The records underneath are to be repeated exactly, with the pictures left out.

DATASET –
*****

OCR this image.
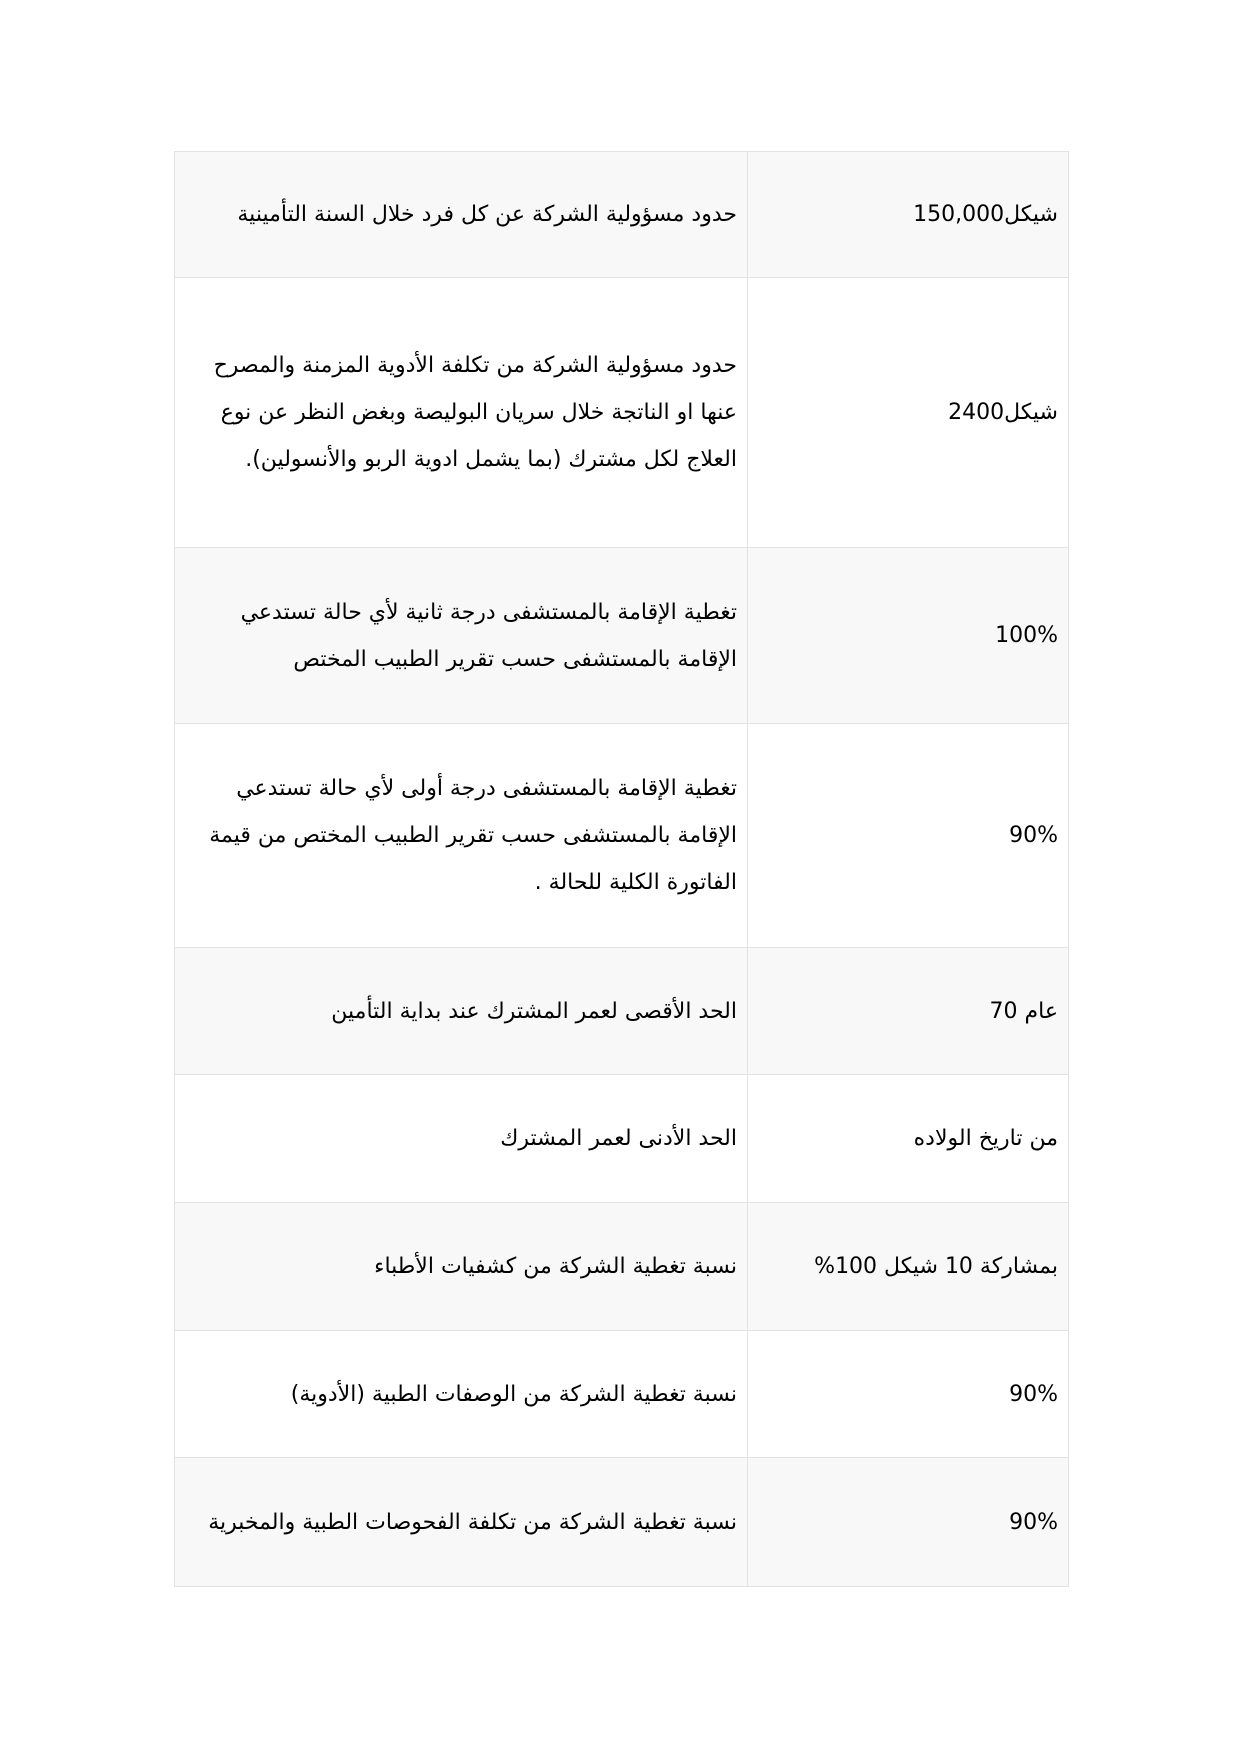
حدود مسؤولية الشركة عن كل فرد خلال السنة التأمينية	شيكل150,000
حدود مسؤولية الشركة من تكلفة الأدوية المزمنة والمصرح عنها او الناتجة خلال سريان البوليصة وبغض النظر عن نوع العلاج لكل مشترك (بما يشمل ادوية الربو والأنسولين).	شيكل2400
تغطية الإقامة بالمستشفى درجة ثانية لأي حالة تستدعي الإقامة بالمستشفى حسب تقرير الطبيب المختص	100%
تغطية الإقامة بالمستشفى درجة أولى لأي حالة تستدعي الإقامة بالمستشفى حسب تقرير الطبيب المختص من قيمة الفاتورة الكلية للحالة .	90%
الحد الأقصى لعمر المشترك عند بداية التأمين	عام 70
الحد الأدنى لعمر المشترك	من تاريخ الولاده
نسبة تغطية الشركة من كشفيات الأطباء	بمشاركة 10 شيكل 100%
نسبة تغطية الشركة من الوصفات الطبية (الأدوية)	90%
نسبة تغطية الشركة من تكلفة الفحوصات الطبية والمخبرية	90%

*****

WRITTEN ANSWER –
OCR this image.
حدود مسؤولية الشركة عن كل فرد خلال السنة التأمينية	شيكل150,000
حدود مسؤولية الشركة من تكلفة الأدوية المزمنة والمصرح عنها او الناتجة خلال سريان البوليصة وبغض النظر عن نوع العلاج لكل مشترك (بما يشمل ادوية الربو والأنسولين).	شيكل2400
تغطية الإقامة بالمستشفى درجة ثانية لأي حالة تستدعي الإقامة بالمستشفى حسب تقرير الطبيب المختص	100%
تغطية الإقامة بالمستشفى درجة أولى لأي حالة تستدعي الإقامة بالمستشفى حسب تقرير الطبيب المختص من قيمة الفاتورة الكلية للحالة .	90%
الحد الأقصى لعمر المشترك عند بداية التأمين	عام 70
الحد الأدنى لعمر المشترك	من تاريخ الولاده
نسبة تغطية الشركة من كشفيات الأطباء	بمشاركة 10 شيكل 100%
نسبة تغطية الشركة من الوصفات الطبية (الأدوية)	90%
نسبة تغطية الشركة من تكلفة الفحوصات الطبية والمخبرية	90%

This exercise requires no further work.